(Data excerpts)

# # # # # # #

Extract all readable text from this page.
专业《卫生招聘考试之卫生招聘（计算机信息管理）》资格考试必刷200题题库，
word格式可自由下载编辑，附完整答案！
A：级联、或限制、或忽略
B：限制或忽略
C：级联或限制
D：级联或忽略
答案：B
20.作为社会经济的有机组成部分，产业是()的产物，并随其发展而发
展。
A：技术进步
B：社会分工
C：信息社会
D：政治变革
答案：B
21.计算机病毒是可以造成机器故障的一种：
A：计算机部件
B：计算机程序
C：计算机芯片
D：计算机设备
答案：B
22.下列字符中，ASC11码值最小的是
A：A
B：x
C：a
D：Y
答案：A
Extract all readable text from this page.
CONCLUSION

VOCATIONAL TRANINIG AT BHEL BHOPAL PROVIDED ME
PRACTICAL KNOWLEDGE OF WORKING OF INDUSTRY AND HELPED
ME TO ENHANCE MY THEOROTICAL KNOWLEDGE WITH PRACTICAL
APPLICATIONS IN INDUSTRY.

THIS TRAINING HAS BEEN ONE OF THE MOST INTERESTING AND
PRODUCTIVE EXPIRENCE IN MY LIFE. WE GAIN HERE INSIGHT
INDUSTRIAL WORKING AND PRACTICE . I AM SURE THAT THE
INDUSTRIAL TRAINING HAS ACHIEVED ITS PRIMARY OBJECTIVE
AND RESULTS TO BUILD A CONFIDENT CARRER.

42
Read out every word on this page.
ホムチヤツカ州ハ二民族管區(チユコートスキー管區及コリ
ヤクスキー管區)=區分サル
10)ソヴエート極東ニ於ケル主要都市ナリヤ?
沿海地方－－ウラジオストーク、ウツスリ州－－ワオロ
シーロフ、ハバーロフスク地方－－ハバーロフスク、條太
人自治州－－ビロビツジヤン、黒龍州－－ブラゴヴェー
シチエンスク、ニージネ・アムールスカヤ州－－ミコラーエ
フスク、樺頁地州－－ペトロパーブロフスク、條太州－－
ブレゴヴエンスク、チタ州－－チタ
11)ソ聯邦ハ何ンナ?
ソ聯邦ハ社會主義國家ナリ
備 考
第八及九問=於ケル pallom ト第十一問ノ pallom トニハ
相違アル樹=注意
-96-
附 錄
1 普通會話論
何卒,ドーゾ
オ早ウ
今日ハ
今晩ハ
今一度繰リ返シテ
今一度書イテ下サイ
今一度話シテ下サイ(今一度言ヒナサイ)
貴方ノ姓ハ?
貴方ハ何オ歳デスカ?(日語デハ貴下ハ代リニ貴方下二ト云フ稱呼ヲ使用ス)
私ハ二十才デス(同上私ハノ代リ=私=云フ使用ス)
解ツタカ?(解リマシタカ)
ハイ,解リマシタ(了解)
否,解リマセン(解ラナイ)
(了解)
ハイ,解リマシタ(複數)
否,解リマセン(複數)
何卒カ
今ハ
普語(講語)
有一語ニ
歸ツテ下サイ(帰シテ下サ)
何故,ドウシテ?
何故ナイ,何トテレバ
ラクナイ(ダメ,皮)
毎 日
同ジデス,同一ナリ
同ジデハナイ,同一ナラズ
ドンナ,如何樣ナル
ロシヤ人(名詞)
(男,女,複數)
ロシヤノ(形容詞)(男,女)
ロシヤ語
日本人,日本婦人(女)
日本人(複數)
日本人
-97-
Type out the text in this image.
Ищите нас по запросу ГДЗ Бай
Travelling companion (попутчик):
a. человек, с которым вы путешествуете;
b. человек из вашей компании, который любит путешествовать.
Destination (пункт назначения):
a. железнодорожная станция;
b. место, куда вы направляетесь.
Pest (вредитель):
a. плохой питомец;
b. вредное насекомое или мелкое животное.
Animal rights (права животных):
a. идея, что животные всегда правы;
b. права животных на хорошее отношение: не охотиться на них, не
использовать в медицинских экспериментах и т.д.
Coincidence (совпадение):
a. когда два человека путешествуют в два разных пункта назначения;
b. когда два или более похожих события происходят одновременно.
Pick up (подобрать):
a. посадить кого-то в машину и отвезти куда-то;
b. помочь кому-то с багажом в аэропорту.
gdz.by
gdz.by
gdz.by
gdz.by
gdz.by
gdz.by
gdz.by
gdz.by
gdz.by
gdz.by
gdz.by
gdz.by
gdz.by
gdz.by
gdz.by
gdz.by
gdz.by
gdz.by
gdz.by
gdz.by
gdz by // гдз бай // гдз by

# # # # # # #

[WORK INSTRUCTIONS] Every line of the records that includes the word "INDUSTRIAL" should be gathered.

[WRITTEN RESPONSE]
INDUSTRIAL WORKING AND PRACTICE . I AM SURE THAT THE
INDUSTRIAL TRAINING HAS ACHIEVED ITS PRIMARY OBJECTIVE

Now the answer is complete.